- [OBJECTIVE]:
Find every line in the records below that contains the word "title", and copy each such line.

(Dataset entries on figures)

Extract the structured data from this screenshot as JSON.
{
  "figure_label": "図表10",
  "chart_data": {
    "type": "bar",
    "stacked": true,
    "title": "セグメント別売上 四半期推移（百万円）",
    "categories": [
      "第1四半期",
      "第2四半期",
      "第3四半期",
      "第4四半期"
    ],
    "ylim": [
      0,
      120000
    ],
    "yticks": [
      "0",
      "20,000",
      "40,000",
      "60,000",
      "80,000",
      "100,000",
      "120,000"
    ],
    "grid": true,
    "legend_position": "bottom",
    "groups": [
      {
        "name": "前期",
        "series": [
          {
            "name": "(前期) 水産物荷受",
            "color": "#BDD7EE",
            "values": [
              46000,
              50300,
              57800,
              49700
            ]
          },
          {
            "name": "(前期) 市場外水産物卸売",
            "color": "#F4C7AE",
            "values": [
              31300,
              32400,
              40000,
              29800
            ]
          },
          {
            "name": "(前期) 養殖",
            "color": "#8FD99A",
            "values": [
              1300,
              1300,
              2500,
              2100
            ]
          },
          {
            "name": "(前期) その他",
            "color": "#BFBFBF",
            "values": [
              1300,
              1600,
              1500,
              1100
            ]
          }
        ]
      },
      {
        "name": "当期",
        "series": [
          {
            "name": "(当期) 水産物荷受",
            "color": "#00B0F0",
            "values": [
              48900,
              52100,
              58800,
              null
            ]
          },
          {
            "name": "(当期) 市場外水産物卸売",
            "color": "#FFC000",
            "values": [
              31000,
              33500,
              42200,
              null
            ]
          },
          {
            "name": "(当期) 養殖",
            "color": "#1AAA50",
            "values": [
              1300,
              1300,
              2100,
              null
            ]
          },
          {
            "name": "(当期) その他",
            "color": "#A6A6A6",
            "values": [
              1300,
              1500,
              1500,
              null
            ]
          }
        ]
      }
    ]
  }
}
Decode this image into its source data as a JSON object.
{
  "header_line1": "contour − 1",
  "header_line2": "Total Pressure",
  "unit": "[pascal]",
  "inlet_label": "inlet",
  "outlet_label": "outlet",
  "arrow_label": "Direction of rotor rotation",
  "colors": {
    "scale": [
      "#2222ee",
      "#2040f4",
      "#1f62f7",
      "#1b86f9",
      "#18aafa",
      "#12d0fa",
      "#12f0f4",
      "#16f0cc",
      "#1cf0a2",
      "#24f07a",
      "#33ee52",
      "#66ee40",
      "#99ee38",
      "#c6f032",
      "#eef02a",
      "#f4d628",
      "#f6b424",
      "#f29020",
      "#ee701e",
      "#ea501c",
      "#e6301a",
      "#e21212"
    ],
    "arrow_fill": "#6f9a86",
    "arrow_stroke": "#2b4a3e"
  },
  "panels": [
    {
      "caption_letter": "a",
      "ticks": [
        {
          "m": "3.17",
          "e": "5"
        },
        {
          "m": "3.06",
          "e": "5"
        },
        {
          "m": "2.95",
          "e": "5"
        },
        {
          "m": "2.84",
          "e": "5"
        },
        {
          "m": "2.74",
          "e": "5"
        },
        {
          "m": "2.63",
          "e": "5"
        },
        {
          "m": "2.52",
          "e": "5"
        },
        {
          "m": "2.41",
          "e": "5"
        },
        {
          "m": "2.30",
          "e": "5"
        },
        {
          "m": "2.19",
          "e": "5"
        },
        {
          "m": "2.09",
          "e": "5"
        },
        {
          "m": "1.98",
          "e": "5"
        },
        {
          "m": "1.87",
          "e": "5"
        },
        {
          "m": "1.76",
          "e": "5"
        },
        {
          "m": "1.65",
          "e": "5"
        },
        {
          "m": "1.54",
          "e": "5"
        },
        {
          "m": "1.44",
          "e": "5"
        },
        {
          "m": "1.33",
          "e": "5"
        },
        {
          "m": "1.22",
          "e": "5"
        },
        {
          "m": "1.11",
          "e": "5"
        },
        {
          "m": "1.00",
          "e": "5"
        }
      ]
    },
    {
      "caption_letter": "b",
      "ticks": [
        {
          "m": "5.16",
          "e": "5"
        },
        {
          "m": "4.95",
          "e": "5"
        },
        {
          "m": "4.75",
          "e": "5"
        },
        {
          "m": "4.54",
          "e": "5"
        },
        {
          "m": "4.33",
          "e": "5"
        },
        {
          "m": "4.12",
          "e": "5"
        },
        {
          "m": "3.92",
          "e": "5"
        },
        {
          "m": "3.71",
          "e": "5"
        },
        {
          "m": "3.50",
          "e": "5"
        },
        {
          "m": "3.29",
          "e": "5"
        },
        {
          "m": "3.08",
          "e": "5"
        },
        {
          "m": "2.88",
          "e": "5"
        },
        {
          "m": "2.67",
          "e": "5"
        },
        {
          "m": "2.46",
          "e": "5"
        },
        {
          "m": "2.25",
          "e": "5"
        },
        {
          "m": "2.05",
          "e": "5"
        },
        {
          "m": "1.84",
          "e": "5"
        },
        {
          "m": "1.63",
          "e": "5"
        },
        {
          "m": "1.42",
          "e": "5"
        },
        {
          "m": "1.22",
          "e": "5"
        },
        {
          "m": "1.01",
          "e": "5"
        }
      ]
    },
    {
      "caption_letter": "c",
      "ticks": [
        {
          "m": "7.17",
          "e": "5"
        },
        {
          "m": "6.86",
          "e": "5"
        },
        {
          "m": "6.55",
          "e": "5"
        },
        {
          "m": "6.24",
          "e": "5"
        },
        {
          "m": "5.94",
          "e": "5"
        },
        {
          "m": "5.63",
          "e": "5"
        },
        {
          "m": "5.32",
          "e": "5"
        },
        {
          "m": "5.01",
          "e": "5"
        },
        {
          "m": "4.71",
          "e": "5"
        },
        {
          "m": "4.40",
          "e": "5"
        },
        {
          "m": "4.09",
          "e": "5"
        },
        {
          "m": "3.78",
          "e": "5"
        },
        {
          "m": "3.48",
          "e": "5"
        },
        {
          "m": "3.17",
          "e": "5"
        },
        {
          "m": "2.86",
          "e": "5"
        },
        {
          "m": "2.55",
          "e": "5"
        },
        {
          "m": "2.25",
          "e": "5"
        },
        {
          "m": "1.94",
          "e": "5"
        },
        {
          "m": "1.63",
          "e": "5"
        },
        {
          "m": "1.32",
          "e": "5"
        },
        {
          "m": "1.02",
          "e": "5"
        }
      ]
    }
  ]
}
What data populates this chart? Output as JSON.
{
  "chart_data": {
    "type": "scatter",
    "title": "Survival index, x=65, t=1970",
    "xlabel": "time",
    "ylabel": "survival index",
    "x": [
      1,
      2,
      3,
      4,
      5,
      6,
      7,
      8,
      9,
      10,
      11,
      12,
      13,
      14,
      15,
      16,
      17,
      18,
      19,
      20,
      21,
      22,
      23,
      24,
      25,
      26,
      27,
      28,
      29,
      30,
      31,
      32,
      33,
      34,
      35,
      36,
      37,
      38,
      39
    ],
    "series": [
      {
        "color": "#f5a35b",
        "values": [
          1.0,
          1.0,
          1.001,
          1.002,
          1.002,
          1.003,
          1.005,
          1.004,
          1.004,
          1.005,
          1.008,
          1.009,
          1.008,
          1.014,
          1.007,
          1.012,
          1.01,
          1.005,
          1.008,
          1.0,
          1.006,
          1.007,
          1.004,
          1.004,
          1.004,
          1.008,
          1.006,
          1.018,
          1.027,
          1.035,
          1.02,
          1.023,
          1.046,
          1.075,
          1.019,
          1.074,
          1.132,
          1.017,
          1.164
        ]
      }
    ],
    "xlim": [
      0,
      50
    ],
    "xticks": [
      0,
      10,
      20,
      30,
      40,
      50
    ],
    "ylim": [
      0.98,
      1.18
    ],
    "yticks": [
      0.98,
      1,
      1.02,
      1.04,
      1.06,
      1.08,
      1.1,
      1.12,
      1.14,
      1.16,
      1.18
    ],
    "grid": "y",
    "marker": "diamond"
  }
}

- [ANSWER TO THIS EXERCISE]:
    "title": "セグメント別売上 四半期推移（百万円）",
    "title": "Survival index, x=65, t=1970",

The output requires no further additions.